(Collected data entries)
· · · ·

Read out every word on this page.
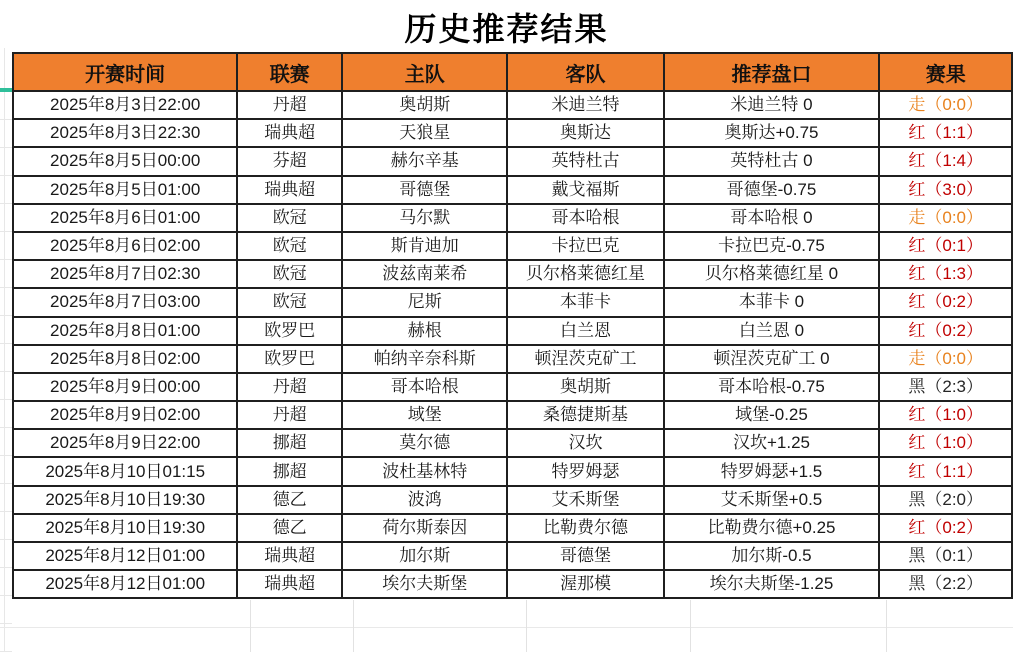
历史推荐结果
开赛时间	联赛	主队	客队	推荐盘口	赛果
2025年8月3日22:00	丹超	奥胡斯	米迪兰特	米迪兰特 0	走（0:0）
2025年8月3日22:30	瑞典超	天狼星	奥斯达	奥斯达+0.75	红（1:1）
2025年8月5日00:00	芬超	赫尔辛基	英特杜古	英特杜古 0	红（1:4）
2025年8月5日01:00	瑞典超	哥德堡	戴戈福斯	哥德堡-0.75	红（3:0）
2025年8月6日01:00	欧冠	马尔默	哥本哈根	哥本哈根 0	走（0:0）
2025年8月6日02:00	欧冠	斯肯迪加	卡拉巴克	卡拉巴克-0.75	红（0:1）
2025年8月7日02:30	欧冠	波兹南莱希	贝尔格莱德红星	贝尔格莱德红星 0	红（1:3）
2025年8月7日03:00	欧冠	尼斯	本菲卡	本菲卡 0	红（0:2）
2025年8月8日01:00	欧罗巴	赫根	白兰恩	白兰恩 0	红（0:2）
2025年8月8日02:00	欧罗巴	帕纳辛奈科斯	顿涅茨克矿工	顿涅茨克矿工 0	走（0:0）
2025年8月9日00:00	丹超	哥本哈根	奥胡斯	哥本哈根-0.75	黑（2:3）
2025年8月9日02:00	丹超	域堡	桑德捷斯基	域堡-0.25	红（1:0）
2025年8月9日22:00	挪超	莫尔德	汉坎	汉坎+1.25	红（1:0）
2025年8月10日01:15	挪超	波杜基林特	特罗姆瑟	特罗姆瑟+1.5	红（1:1）
2025年8月10日19:30	德乙	波鸿	艾禾斯堡	艾禾斯堡+0.5	黑（2:0）
2025年8月10日19:30	德乙	荷尔斯泰因	比勒费尔德	比勒费尔德+0.25	红（0:2）
2025年8月12日01:00	瑞典超	加尔斯	哥德堡	加尔斯-0.5	黑（0:1）
2025年8月12日01:00	瑞典超	埃尔夫斯堡	渥那模	埃尔夫斯堡-1.25	黑（2:2）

· · · ·

EXERCISE GOAL
Set the data above down again exactly as given, with no pictures.

RESPONSE TO THIS EXERCISE
Read out every word on this page.
历史推荐结果
开赛时间	联赛	主队	客队	推荐盘口	赛果
2025年8月3日22:00	丹超	奥胡斯	米迪兰特	米迪兰特 0	走（0:0）
2025年8月3日22:30	瑞典超	天狼星	奥斯达	奥斯达+0.75	红（1:1）
2025年8月5日00:00	芬超	赫尔辛基	英特杜古	英特杜古 0	红（1:4）
2025年8月5日01:00	瑞典超	哥德堡	戴戈福斯	哥德堡-0.75	红（3:0）
2025年8月6日01:00	欧冠	马尔默	哥本哈根	哥本哈根 0	走（0:0）
2025年8月6日02:00	欧冠	斯肯迪加	卡拉巴克	卡拉巴克-0.75	红（0:1）
2025年8月7日02:30	欧冠	波兹南莱希	贝尔格莱德红星	贝尔格莱德红星 0	红（1:3）
2025年8月7日03:00	欧冠	尼斯	本菲卡	本菲卡 0	红（0:2）
2025年8月8日01:00	欧罗巴	赫根	白兰恩	白兰恩 0	红（0:2）
2025年8月8日02:00	欧罗巴	帕纳辛奈科斯	顿涅茨克矿工	顿涅茨克矿工 0	走（0:0）
2025年8月9日00:00	丹超	哥本哈根	奥胡斯	哥本哈根-0.75	黑（2:3）
2025年8月9日02:00	丹超	域堡	桑德捷斯基	域堡-0.25	红（1:0）
2025年8月9日22:00	挪超	莫尔德	汉坎	汉坎+1.25	红（1:0）
2025年8月10日01:15	挪超	波杜基林特	特罗姆瑟	特罗姆瑟+1.5	红（1:1）
2025年8月10日19:30	德乙	波鸿	艾禾斯堡	艾禾斯堡+0.5	黑（2:0）
2025年8月10日19:30	德乙	荷尔斯泰因	比勒费尔德	比勒费尔德+0.25	红（0:2）
2025年8月12日01:00	瑞典超	加尔斯	哥德堡	加尔斯-0.5	黑（0:1）
2025年8月12日01:00	瑞典超	埃尔夫斯堡	渥那模	埃尔夫斯堡-1.25	黑（2:2）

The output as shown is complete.